Check each line of the listing below for the string "evening", and copy the ones that have it.
===== SOURCE RECORDS =====
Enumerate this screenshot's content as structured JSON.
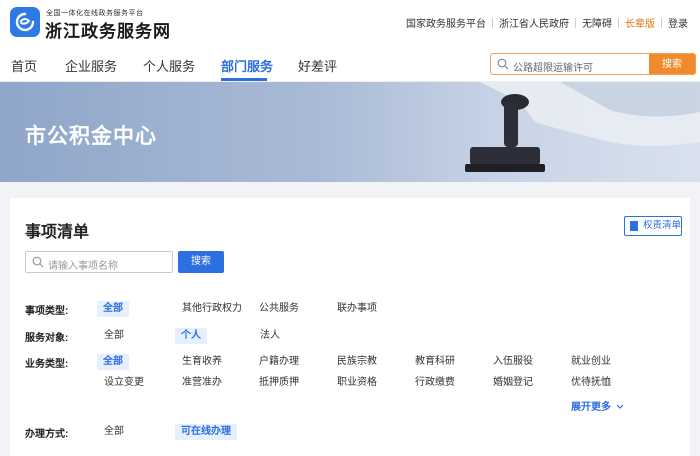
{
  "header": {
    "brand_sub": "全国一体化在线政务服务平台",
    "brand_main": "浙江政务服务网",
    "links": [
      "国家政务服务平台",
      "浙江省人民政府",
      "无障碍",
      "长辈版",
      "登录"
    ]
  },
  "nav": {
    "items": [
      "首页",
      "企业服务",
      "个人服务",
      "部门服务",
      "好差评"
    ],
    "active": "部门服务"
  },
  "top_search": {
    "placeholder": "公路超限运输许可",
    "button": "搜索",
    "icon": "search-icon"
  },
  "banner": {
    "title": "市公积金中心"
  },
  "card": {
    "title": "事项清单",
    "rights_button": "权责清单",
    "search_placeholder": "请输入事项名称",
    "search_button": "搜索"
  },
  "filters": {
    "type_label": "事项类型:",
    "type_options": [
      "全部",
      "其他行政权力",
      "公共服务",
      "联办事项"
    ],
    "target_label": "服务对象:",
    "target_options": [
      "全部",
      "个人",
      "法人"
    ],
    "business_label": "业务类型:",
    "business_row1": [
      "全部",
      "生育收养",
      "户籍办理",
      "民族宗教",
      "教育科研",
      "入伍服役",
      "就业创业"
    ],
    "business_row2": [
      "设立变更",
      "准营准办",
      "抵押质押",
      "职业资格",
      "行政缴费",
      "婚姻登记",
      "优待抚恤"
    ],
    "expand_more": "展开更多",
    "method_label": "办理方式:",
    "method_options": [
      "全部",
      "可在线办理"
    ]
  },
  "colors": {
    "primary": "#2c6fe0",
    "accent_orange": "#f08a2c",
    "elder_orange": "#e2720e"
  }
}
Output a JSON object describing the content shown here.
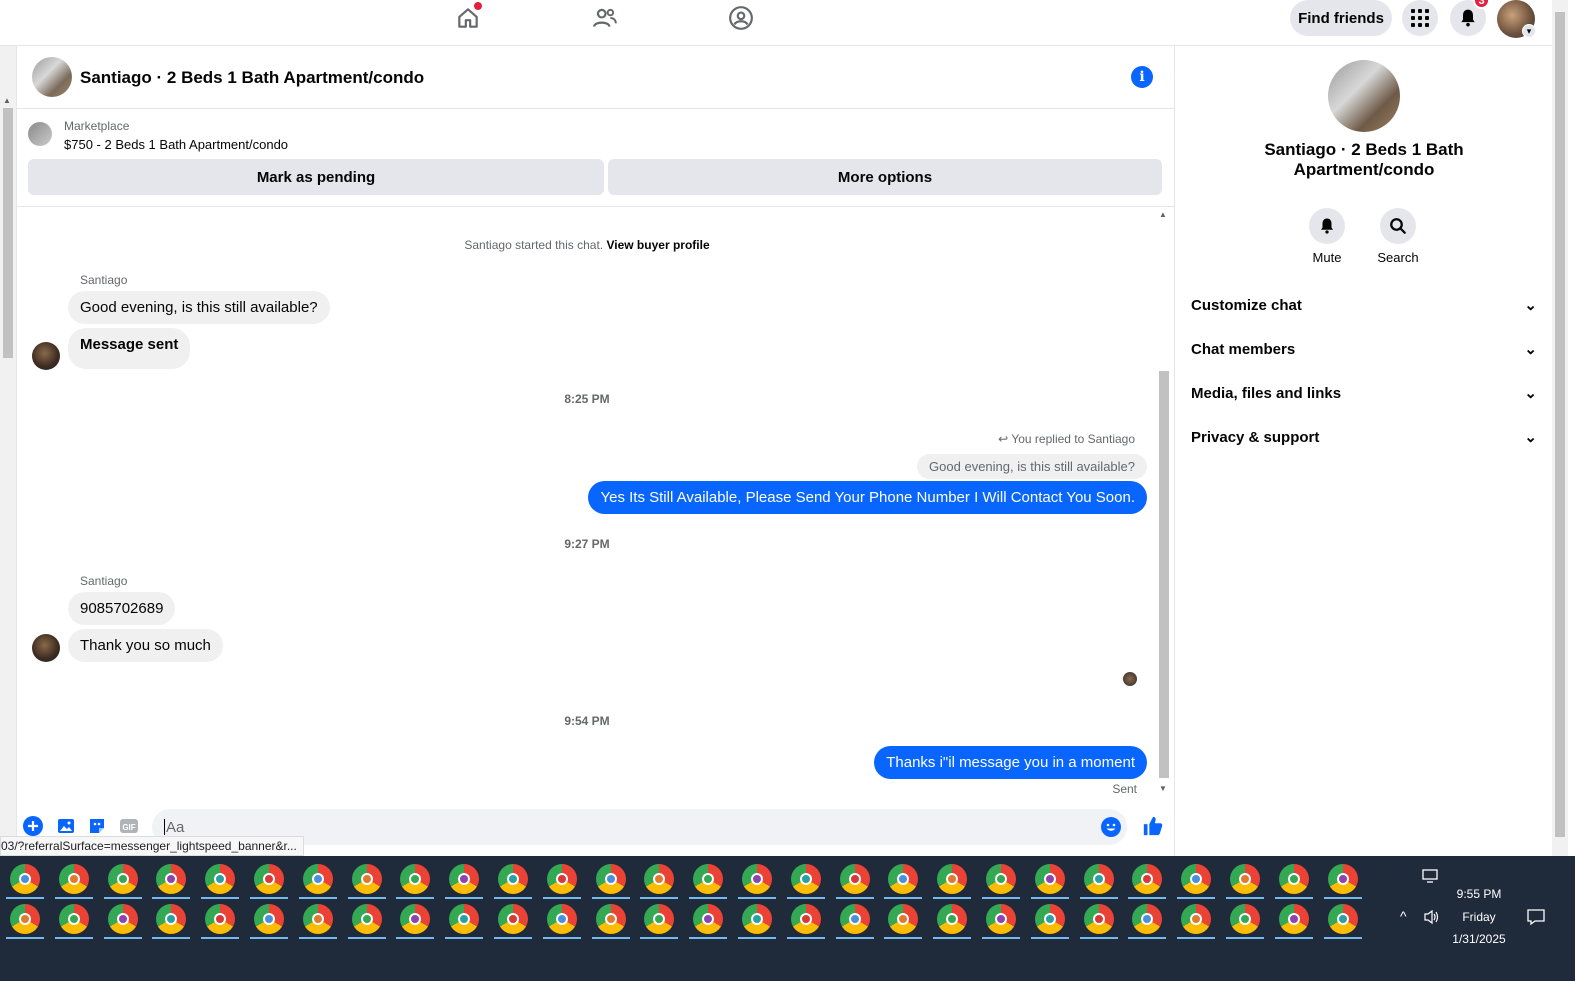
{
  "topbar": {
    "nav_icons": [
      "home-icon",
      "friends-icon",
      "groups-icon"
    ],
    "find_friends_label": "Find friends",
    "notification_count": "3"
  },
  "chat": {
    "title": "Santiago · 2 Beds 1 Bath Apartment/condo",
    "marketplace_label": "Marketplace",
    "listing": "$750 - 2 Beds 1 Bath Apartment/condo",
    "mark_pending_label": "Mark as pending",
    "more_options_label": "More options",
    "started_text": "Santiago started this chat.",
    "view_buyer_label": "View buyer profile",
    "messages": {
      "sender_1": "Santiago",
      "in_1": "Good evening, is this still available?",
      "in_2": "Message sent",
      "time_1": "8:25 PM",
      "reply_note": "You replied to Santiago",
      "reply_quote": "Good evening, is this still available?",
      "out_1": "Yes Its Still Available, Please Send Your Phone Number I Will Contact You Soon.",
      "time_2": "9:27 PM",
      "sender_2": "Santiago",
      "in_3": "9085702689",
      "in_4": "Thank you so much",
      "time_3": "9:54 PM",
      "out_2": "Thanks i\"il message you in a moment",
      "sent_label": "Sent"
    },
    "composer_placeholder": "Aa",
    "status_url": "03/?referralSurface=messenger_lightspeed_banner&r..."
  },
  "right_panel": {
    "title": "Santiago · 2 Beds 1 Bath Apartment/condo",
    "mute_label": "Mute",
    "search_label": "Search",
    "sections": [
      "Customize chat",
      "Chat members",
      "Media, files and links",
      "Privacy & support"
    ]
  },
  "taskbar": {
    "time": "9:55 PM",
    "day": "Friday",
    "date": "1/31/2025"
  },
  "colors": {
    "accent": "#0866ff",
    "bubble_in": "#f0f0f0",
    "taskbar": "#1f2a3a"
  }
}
=====
===== SOURCE RECORDS =====
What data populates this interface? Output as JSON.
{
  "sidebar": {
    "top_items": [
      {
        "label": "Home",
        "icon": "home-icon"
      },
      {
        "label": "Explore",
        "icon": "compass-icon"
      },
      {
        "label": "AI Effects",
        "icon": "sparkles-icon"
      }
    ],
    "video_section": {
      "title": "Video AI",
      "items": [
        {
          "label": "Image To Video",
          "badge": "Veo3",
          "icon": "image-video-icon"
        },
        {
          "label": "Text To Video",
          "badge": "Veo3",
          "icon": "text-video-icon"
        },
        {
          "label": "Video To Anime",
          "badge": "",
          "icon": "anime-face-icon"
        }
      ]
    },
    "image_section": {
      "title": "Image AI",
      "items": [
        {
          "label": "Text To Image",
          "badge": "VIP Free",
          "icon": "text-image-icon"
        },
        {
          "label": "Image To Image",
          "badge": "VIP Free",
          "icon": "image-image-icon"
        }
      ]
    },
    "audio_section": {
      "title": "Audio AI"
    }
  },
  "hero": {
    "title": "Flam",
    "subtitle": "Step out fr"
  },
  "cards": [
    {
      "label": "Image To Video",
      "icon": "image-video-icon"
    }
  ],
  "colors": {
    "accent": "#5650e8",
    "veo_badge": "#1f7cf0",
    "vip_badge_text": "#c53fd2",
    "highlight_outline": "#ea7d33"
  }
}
=====
> **WRITTEN SOLUTION**:
      "in_1": "Good evening, is this still available?",
      "reply_quote": "Good evening, is this still available?",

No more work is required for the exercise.